BEGIN Record list
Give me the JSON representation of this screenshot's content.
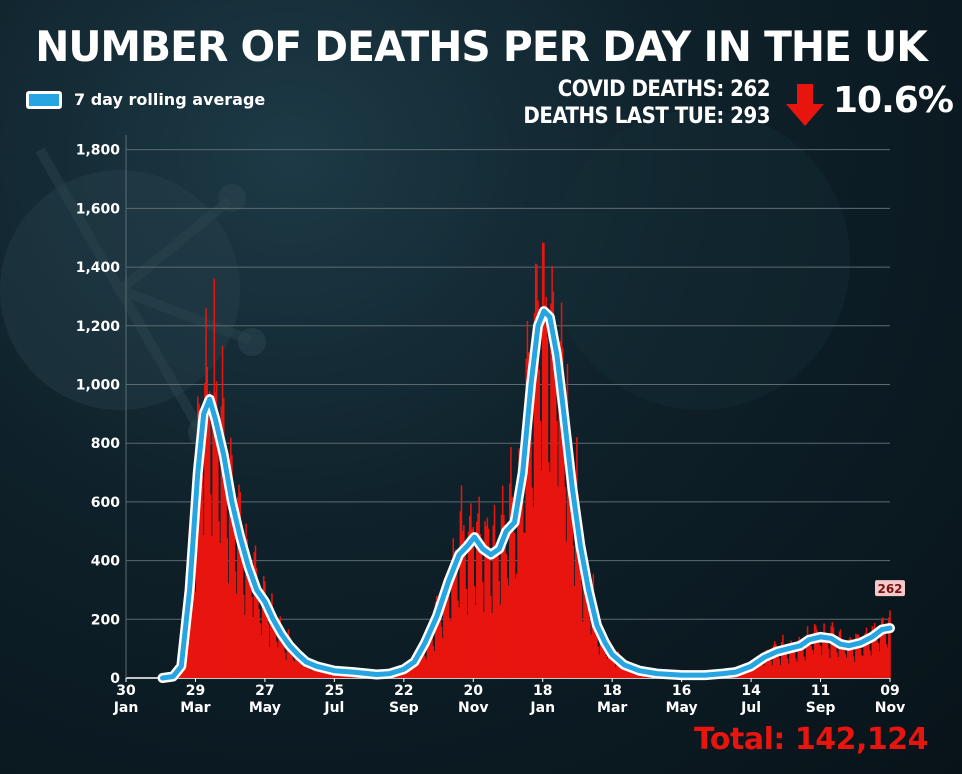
{
  "header": {
    "title": "NUMBER OF DEATHS PER DAY IN THE UK",
    "legend_label": "7 day rolling average",
    "covid_deaths": "COVID DEATHS: 262",
    "deaths_last_tue": "DEATHS LAST TUE: 293",
    "change_pct": "10.6%",
    "change_direction_icon": "arrow-down-icon",
    "total": "Total: 142,124"
  },
  "colors": {
    "bars": "#e8150f",
    "line": "#27a5e0",
    "line_outline": "#ffffff",
    "arrow": "#e8150f"
  },
  "chart_data": {
    "type": "bar",
    "title": "NUMBER OF DEATHS PER DAY IN THE UK",
    "xlabel": "",
    "ylabel": "",
    "ylim": [
      0,
      1850
    ],
    "y_ticks": [
      "0",
      "200",
      "400",
      "600",
      "800",
      "1,000",
      "1,200",
      "1,400",
      "1,600",
      "1,800"
    ],
    "y_tick_values": [
      0,
      200,
      400,
      600,
      800,
      1000,
      1200,
      1400,
      1600,
      1800
    ],
    "x_start": "2020-01-30",
    "x_end": "2021-11-09",
    "x_ticks": [
      {
        "day": "30",
        "month": "Jan",
        "date": "2020-01-30"
      },
      {
        "day": "29",
        "month": "Mar",
        "date": "2020-03-29"
      },
      {
        "day": "27",
        "month": "May",
        "date": "2020-05-27"
      },
      {
        "day": "25",
        "month": "Jul",
        "date": "2020-07-25"
      },
      {
        "day": "22",
        "month": "Sep",
        "date": "2020-09-22"
      },
      {
        "day": "20",
        "month": "Nov",
        "date": "2020-11-20"
      },
      {
        "day": "18",
        "month": "Jan",
        "date": "2021-01-18"
      },
      {
        "day": "18",
        "month": "Mar",
        "date": "2021-03-18"
      },
      {
        "day": "16",
        "month": "May",
        "date": "2021-05-16"
      },
      {
        "day": "14",
        "month": "Jul",
        "date": "2021-07-14"
      },
      {
        "day": "11",
        "month": "Sep",
        "date": "2021-09-11"
      },
      {
        "day": "09",
        "month": "Nov",
        "date": "2021-11-09"
      }
    ],
    "series": [
      {
        "name": "7 day rolling average",
        "kind": "line",
        "points": [
          [
            "2020-03-01",
            0
          ],
          [
            "2020-03-10",
            5
          ],
          [
            "2020-03-17",
            40
          ],
          [
            "2020-03-24",
            300
          ],
          [
            "2020-03-31",
            700
          ],
          [
            "2020-04-05",
            900
          ],
          [
            "2020-04-10",
            950
          ],
          [
            "2020-04-15",
            880
          ],
          [
            "2020-04-22",
            760
          ],
          [
            "2020-04-29",
            600
          ],
          [
            "2020-05-06",
            480
          ],
          [
            "2020-05-13",
            380
          ],
          [
            "2020-05-20",
            300
          ],
          [
            "2020-05-27",
            260
          ],
          [
            "2020-06-03",
            200
          ],
          [
            "2020-06-10",
            150
          ],
          [
            "2020-06-17",
            110
          ],
          [
            "2020-06-24",
            80
          ],
          [
            "2020-07-01",
            55
          ],
          [
            "2020-07-10",
            40
          ],
          [
            "2020-07-25",
            25
          ],
          [
            "2020-08-10",
            20
          ],
          [
            "2020-08-30",
            12
          ],
          [
            "2020-09-10",
            15
          ],
          [
            "2020-09-22",
            30
          ],
          [
            "2020-10-01",
            55
          ],
          [
            "2020-10-10",
            120
          ],
          [
            "2020-10-20",
            210
          ],
          [
            "2020-10-30",
            330
          ],
          [
            "2020-11-08",
            420
          ],
          [
            "2020-11-15",
            450
          ],
          [
            "2020-11-21",
            480
          ],
          [
            "2020-11-28",
            440
          ],
          [
            "2020-12-05",
            420
          ],
          [
            "2020-12-12",
            440
          ],
          [
            "2020-12-18",
            500
          ],
          [
            "2020-12-25",
            530
          ],
          [
            "2021-01-01",
            700
          ],
          [
            "2021-01-08",
            1000
          ],
          [
            "2021-01-14",
            1200
          ],
          [
            "2021-01-19",
            1250
          ],
          [
            "2021-01-24",
            1230
          ],
          [
            "2021-01-30",
            1100
          ],
          [
            "2021-02-05",
            900
          ],
          [
            "2021-02-12",
            650
          ],
          [
            "2021-02-19",
            450
          ],
          [
            "2021-02-26",
            300
          ],
          [
            "2021-03-05",
            180
          ],
          [
            "2021-03-12",
            120
          ],
          [
            "2021-03-18",
            80
          ],
          [
            "2021-03-28",
            45
          ],
          [
            "2021-04-10",
            25
          ],
          [
            "2021-04-25",
            15
          ],
          [
            "2021-05-16",
            10
          ],
          [
            "2021-06-05",
            10
          ],
          [
            "2021-06-20",
            15
          ],
          [
            "2021-07-01",
            20
          ],
          [
            "2021-07-14",
            40
          ],
          [
            "2021-07-25",
            70
          ],
          [
            "2021-08-05",
            90
          ],
          [
            "2021-08-15",
            100
          ],
          [
            "2021-08-25",
            110
          ],
          [
            "2021-09-01",
            130
          ],
          [
            "2021-09-11",
            140
          ],
          [
            "2021-09-20",
            135
          ],
          [
            "2021-09-28",
            115
          ],
          [
            "2021-10-05",
            110
          ],
          [
            "2021-10-15",
            120
          ],
          [
            "2021-10-25",
            140
          ],
          [
            "2021-11-02",
            165
          ],
          [
            "2021-11-09",
            170
          ]
        ]
      }
    ],
    "annotations": [
      {
        "text": "262",
        "date": "2021-11-09",
        "value": 262
      }
    ],
    "grid": true
  }
}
END Record list
From the listing above, copy every line that includes the word "average".

=== Response to this exercise ===
    "legend_label": "7 day rolling average",
        "name": "7 day rolling average",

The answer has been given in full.